* [Given records]

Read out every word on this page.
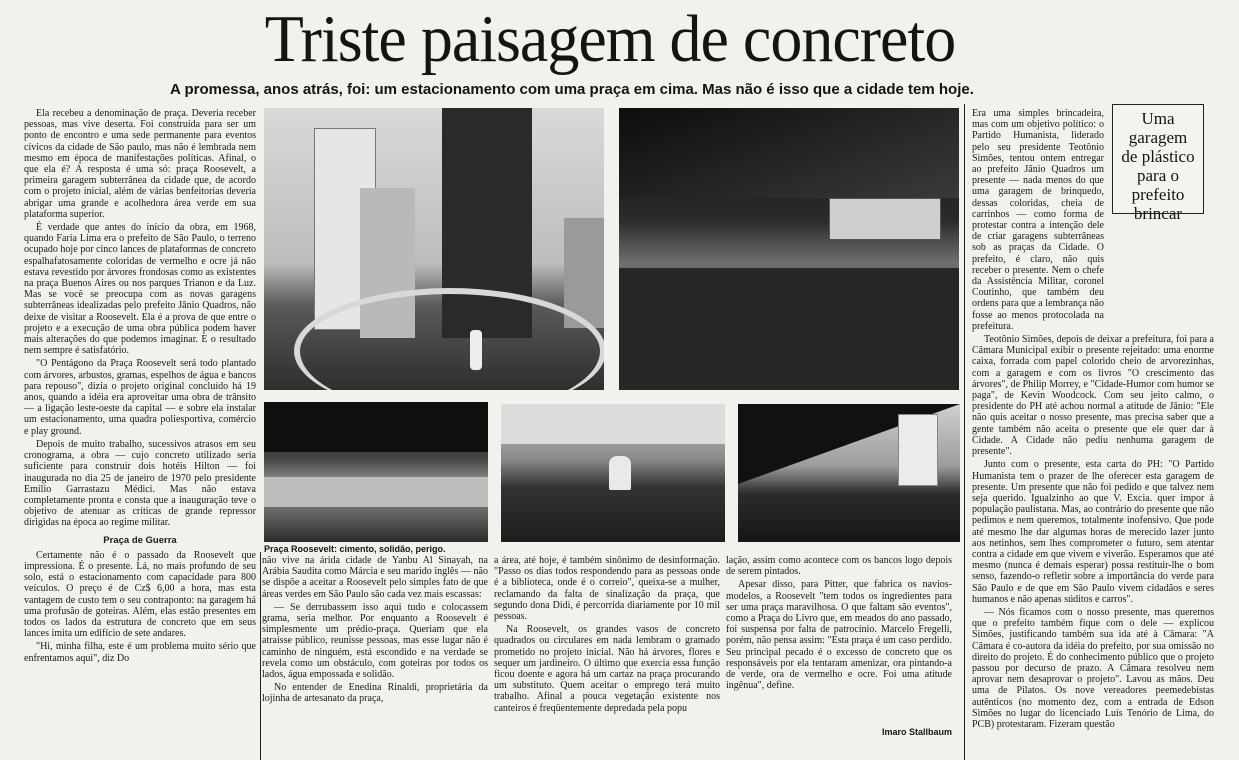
Triste paisagem de concreto
A promessa, anos atrás, foi: um estacionamento com uma praça em cima. Mas não é isso que a cidade tem hoje.

Ela recebeu a denominação de praça. Deveria receber pessoas, mas vive deserta. Foi construída para ser um ponto de encontro e uma sede permanente para eventos cívicos da cidade de São paulo, mas não é lembrada nem mesmo em época de manifestações políticas. Afinal, o que ela é? A resposta é uma só: praça Roosevelt, a primeira garagem subterrânea da cidade que, de acordo com o projeto inicial, além de várias benfeitorias deveria abrigar uma grande e acolhedora área verde em sua plataforma superior.

É verdade que antes do início da obra, em 1968, quando Faria Lima era o prefeito de São Paulo, o terreno ocupado hoje por cinco lances de plataformas de concreto espalhafatosamente coloridas de vermelho e ocre já não estava revestido por árvores frondosas como as existentes na praça Buenos Aires ou nos parques Trianon e da Luz. Mas se você se preocupa com as novas garagens subterrâneas idealizadas pelo prefeito Jânio Quadros, não deixe de visitar a Roosevelt. Ela é a prova de que entre o projeto e a execução de uma obra pública podem haver mais alterações do que podemos imaginar. E o resultado nem sempre é satisfatório.

"O Pentágono da Praça Roosevelt será todo plantado com árvores, arbustos, gramas, espelhos de água e bancos para repouso", dizia o projeto original concluído há 19 anos, quando a idéia era aproveitar uma obra de trânsito — a ligação leste-oeste da capital — e sobre ela instalar um estacionamento, uma quadra poliesportiva, comércio e play ground.

Depois de muito trabalho, sucessivos atrasos em seu cronograma, a obra — cujo concreto utilizado seria suficiente para construir dois hotéis Hilton — foi inaugurada no dia 25 de janeiro de 1970 pelo presidente Emílio Garrastazu Médici. Mas não estava completamente pronta e consta que a inauguração teve o objetivo de atenuar as críticas de grande repressor dirigidas na época ao regime militar.

Praça de Guerra

Certamente não é o passado da Roosevelt que impressiona. É o presente. Lá, no mais profundo de seu solo, está o estacionamento com capacidade para 800 veículos. O preço é de Cz$ 6,00 a hora, mas esta vantagem de custo tem o seu contraponto: na garagem há uma profusão de goteiras. Além, elas estão presentes em todos os lados da estrutura de concreto que em seus lances imita um edifício de sete andares.

"Hi, minha filha, este é um problema muito sério que enfrentamos aqui", diz Do

Praça Roosevelt: cimento, solidão, perigo.

não vive na árida cidade de Yanbu Al Sinayah, na Arábia Saudita como Márcia e seu marido inglês — não se dispõe a aceitar a Roosevelt pelo simples fato de que áreas verdes em São Paulo são cada vez mais escassas:

— Se derrubassem isso aqui tudo e colocassem grama, seria melhor. Por enquanto a Roosevelt é simplesmente um prédio-praça. Queriam que ela atraísse público, reunisse pessoas, mas esse lugar não é caminho de ninguém, está escondido e na verdade se revela como um obstáculo, com goteiras por todos os lados, água empossada e solidão.

No entender de Enedina Rinaldi, proprietária da lojinha de artesanato da praça,

a área, até hoje, é também sinônimo de desinformação. "Passo os dias todos respondendo para as pessoas onde é a biblioteca, onde é o correio", queixa-se a mulher, reclamando da falta de sinalização da praça, que segundo dona Didi, é percorrida diariamente por 10 mil pessoas.

Na Roosevelt, os grandes vasos de concreto quadrados ou circulares em nada lembram o gramado prometido no projeto inicial. Não há árvores, flores e sequer um jardineiro. O último que exercia essa função ficou doente e agora há um cartaz na praça procurando um substituto. Quem aceitar o emprego terá muito trabalho. Afinal a pouca vegetação existente nos canteiros é freqüentemente depredada pela popu

lação, assim como acontece com os bancos logo depois de serem pintados.

Apesar disso, para Pitter, que fabrica os navios-modelos, a Roosevelt "tem todos os ingredientes para ser uma praça maravilhosa. O que faltam são eventos", como a Praça do Livro que, em meados do ano passado, foi suspensa por falta de patrocínio. Marcelo Fregelli, porém, não pensa assim: "Esta praça é um caso perdido. Seu principal pecado é o excesso de concreto que os responsáveis por ela tentaram amenizar, ora pintando-a de verde, ora de vermelho e ocre. Foi uma atitude ingênua", define.

Imaro Stallbaum
Uma
garagem
de plástico
para o
prefeito
brincar

Era uma simples brincadeira, mas com um objetivo político: o Partido Humanista, liderado pelo seu presidente Teotônio Simões, tentou ontem entregar ao prefeito Jânio Quadros um presente — nada menos do que uma garagem de brinquedo, dessas coloridas, cheia de carrinhos — como forma de protestar contra a intenção dele de criar garagens subterrâneas sob as praças da Cidade. O prefeito, é claro, não quis receber o presente. Nem o chefe da Assistência Militar, coronel Coutinho, que também deu ordens para que a lembrança não fosse ao menos protocolada na prefeitura.

Teotônio Simões, depois de deixar a prefeitura, foi para a Câmara Municipal exibir o presente rejeitado: uma enorme caixa, forrada com papel colorido cheio de arvorezinhas, com a garagem e com os livros "O crescimento das árvores", de Philip Morrey, e "Cidade-Humor com humor se paga", de Kevin Woodcock. Com seu jeito calmo, o presidente do PH até achou normal a atitude de Jânio: "Ele não quis aceitar o nosso presente, mas precisa saber que a gente também não aceita o presente que ele quer dar à Cidade. A Cidade não pediu nenhuma garagem de presente".

Junto com o presente, esta carta do PH: "O Partido Humanista tem o prazer de lhe oferecer esta garagem de presente. Um presente que não foi pedido e que talvez nem seja querido. Igualzinho ao que V. Excia. quer impor à população paulistana. Mas, ao contrário do presente que não pedimos e nem queremos, totalmente inofensivo. Que pode até mesmo lhe dar algumas horas de merecido lazer junto aos netinhos, sem lhes comprometer o futuro, sem atentar contra a cidade em que vivem e viverão. Esperamos que até mesmo (nunca é demais esperar) possa restituir-lhe o bom senso, fazendo-o refletir sobre a importância do verde para São Paulo e de que em São Paulo vivem cidadãos e seres humanos e não apenas súditos e carros".

— Nós ficamos com o nosso presente, mas queremos que o prefeito também fique com o dele — explicou Simões, justificando também sua ida até à Câmara: "A Câmara é co-autora da idéia do prefeito, por sua omissão no direito do projeto. É do conhecimento público que o projeto passou por decurso de prazo. A Câmara resolveu nem aprovar nem desaprovar o projeto". Lavou as mãos. Deu uma de Pilatos. Os nove vereadores peemedebistas autênticos (no momento dez, com a entrada de Edson Simões no lugar do licenciado Luís Tenório de Lima, do PCB) protestaram. Fizeram questão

* [Brief] Can the entries above be repeated exactly, without their pictures?

* [Final result]
Read out every word on this page.
Triste paisagem de concreto
A promessa, anos atrás, foi: um estacionamento com uma praça em cima. Mas não é isso que a cidade tem hoje.

Ela recebeu a denominação de praça. Deveria receber pessoas, mas vive deserta. Foi construída para ser um ponto de encontro e uma sede permanente para eventos cívicos da cidade de São paulo, mas não é lembrada nem mesmo em época de manifestações políticas. Afinal, o que ela é? A resposta é uma só: praça Roosevelt, a primeira garagem subterrânea da cidade que, de acordo com o projeto inicial, além de várias benfeitorias deveria abrigar uma grande e acolhedora área verde em sua plataforma superior.

É verdade que antes do início da obra, em 1968, quando Faria Lima era o prefeito de São Paulo, o terreno ocupado hoje por cinco lances de plataformas de concreto espalhafatosamente coloridas de vermelho e ocre já não estava revestido por árvores frondosas como as existentes na praça Buenos Aires ou nos parques Trianon e da Luz. Mas se você se preocupa com as novas garagens subterrâneas idealizadas pelo prefeito Jânio Quadros, não deixe de visitar a Roosevelt. Ela é a prova de que entre o projeto e a execução de uma obra pública podem haver mais alterações do que podemos imaginar. E o resultado nem sempre é satisfatório.

"O Pentágono da Praça Roosevelt será todo plantado com árvores, arbustos, gramas, espelhos de água e bancos para repouso", dizia o projeto original concluído há 19 anos, quando a idéia era aproveitar uma obra de trânsito — a ligação leste-oeste da capital — e sobre ela instalar um estacionamento, uma quadra poliesportiva, comércio e play ground.

Depois de muito trabalho, sucessivos atrasos em seu cronograma, a obra — cujo concreto utilizado seria suficiente para construir dois hotéis Hilton — foi inaugurada no dia 25 de janeiro de 1970 pelo presidente Emílio Garrastazu Médici. Mas não estava completamente pronta e consta que a inauguração teve o objetivo de atenuar as críticas de grande repressor dirigidas na época ao regime militar.

Praça de Guerra

Certamente não é o passado da Roosevelt que impressiona. É o presente. Lá, no mais profundo de seu solo, está o estacionamento com capacidade para 800 veículos. O preço é de Cz$ 6,00 a hora, mas esta vantagem de custo tem o seu contraponto: na garagem há uma profusão de goteiras. Além, elas estão presentes em todos os lados da estrutura de concreto que em seus lances imita um edifício de sete andares.

"Hi, minha filha, este é um problema muito sério que enfrentamos aqui", diz Do

Praça Roosevelt: cimento, solidão, perigo.

não vive na árida cidade de Yanbu Al Sinayah, na Arábia Saudita como Márcia e seu marido inglês — não se dispõe a aceitar a Roosevelt pelo simples fato de que áreas verdes em São Paulo são cada vez mais escassas:

— Se derrubassem isso aqui tudo e colocassem grama, seria melhor. Por enquanto a Roosevelt é simplesmente um prédio-praça. Queriam que ela atraísse público, reunisse pessoas, mas esse lugar não é caminho de ninguém, está escondido e na verdade se revela como um obstáculo, com goteiras por todos os lados, água empossada e solidão.

No entender de Enedina Rinaldi, proprietária da lojinha de artesanato da praça,

a área, até hoje, é também sinônimo de desinformação. "Passo os dias todos respondendo para as pessoas onde é a biblioteca, onde é o correio", queixa-se a mulher, reclamando da falta de sinalização da praça, que segundo dona Didi, é percorrida diariamente por 10 mil pessoas.

Na Roosevelt, os grandes vasos de concreto quadrados ou circulares em nada lembram o gramado prometido no projeto inicial. Não há árvores, flores e sequer um jardineiro. O último que exercia essa função ficou doente e agora há um cartaz na praça procurando um substituto. Quem aceitar o emprego terá muito trabalho. Afinal a pouca vegetação existente nos canteiros é freqüentemente depredada pela popu

lação, assim como acontece com os bancos logo depois de serem pintados.

Apesar disso, para Pitter, que fabrica os navios-modelos, a Roosevelt "tem todos os ingredientes para ser uma praça maravilhosa. O que faltam são eventos", como a Praça do Livro que, em meados do ano passado, foi suspensa por falta de patrocínio. Marcelo Fregelli, porém, não pensa assim: "Esta praça é um caso perdido. Seu principal pecado é o excesso de concreto que os responsáveis por ela tentaram amenizar, ora pintando-a de verde, ora de vermelho e ocre. Foi uma atitude ingênua", define.

Imaro Stallbaum
Uma
garagem
de plástico
para o
prefeito
brincar

Era uma simples brincadeira, mas com um objetivo político: o Partido Humanista, liderado pelo seu presidente Teotônio Simões, tentou ontem entregar ao prefeito Jânio Quadros um presente — nada menos do que uma garagem de brinquedo, dessas coloridas, cheia de carrinhos — como forma de protestar contra a intenção dele de criar garagens subterrâneas sob as praças da Cidade. O prefeito, é claro, não quis receber o presente. Nem o chefe da Assistência Militar, coronel Coutinho, que também deu ordens para que a lembrança não fosse ao menos protocolada na prefeitura.

Teotônio Simões, depois de deixar a prefeitura, foi para a Câmara Municipal exibir o presente rejeitado: uma enorme caixa, forrada com papel colorido cheio de arvorezinhas, com a garagem e com os livros "O crescimento das árvores", de Philip Morrey, e "Cidade-Humor com humor se paga", de Kevin Woodcock. Com seu jeito calmo, o presidente do PH até achou normal a atitude de Jânio: "Ele não quis aceitar o nosso presente, mas precisa saber que a gente também não aceita o presente que ele quer dar à Cidade. A Cidade não pediu nenhuma garagem de presente".

Junto com o presente, esta carta do PH: "O Partido Humanista tem o prazer de lhe oferecer esta garagem de presente. Um presente que não foi pedido e que talvez nem seja querido. Igualzinho ao que V. Excia. quer impor à população paulistana. Mas, ao contrário do presente que não pedimos e nem queremos, totalmente inofensivo. Que pode até mesmo lhe dar algumas horas de merecido lazer junto aos netinhos, sem lhes comprometer o futuro, sem atentar contra a cidade em que vivem e viverão. Esperamos que até mesmo (nunca é demais esperar) possa restituir-lhe o bom senso, fazendo-o refletir sobre a importância do verde para São Paulo e de que em São Paulo vivem cidadãos e seres humanos e não apenas súditos e carros".

— Nós ficamos com o nosso presente, mas queremos que o prefeito também fique com o dele — explicou Simões, justificando também sua ida até à Câmara: "A Câmara é co-autora da idéia do prefeito, por sua omissão no direito do projeto. É do conhecimento público que o projeto passou por decurso de prazo. A Câmara resolveu nem aprovar nem desaprovar o projeto". Lavou as mãos. Deu uma de Pilatos. Os nove vereadores peemedebistas autênticos (no momento dez, com a entrada de Edson Simões no lugar do licenciado Luís Tenório de Lima, do PCB) protestaram. Fizeram questão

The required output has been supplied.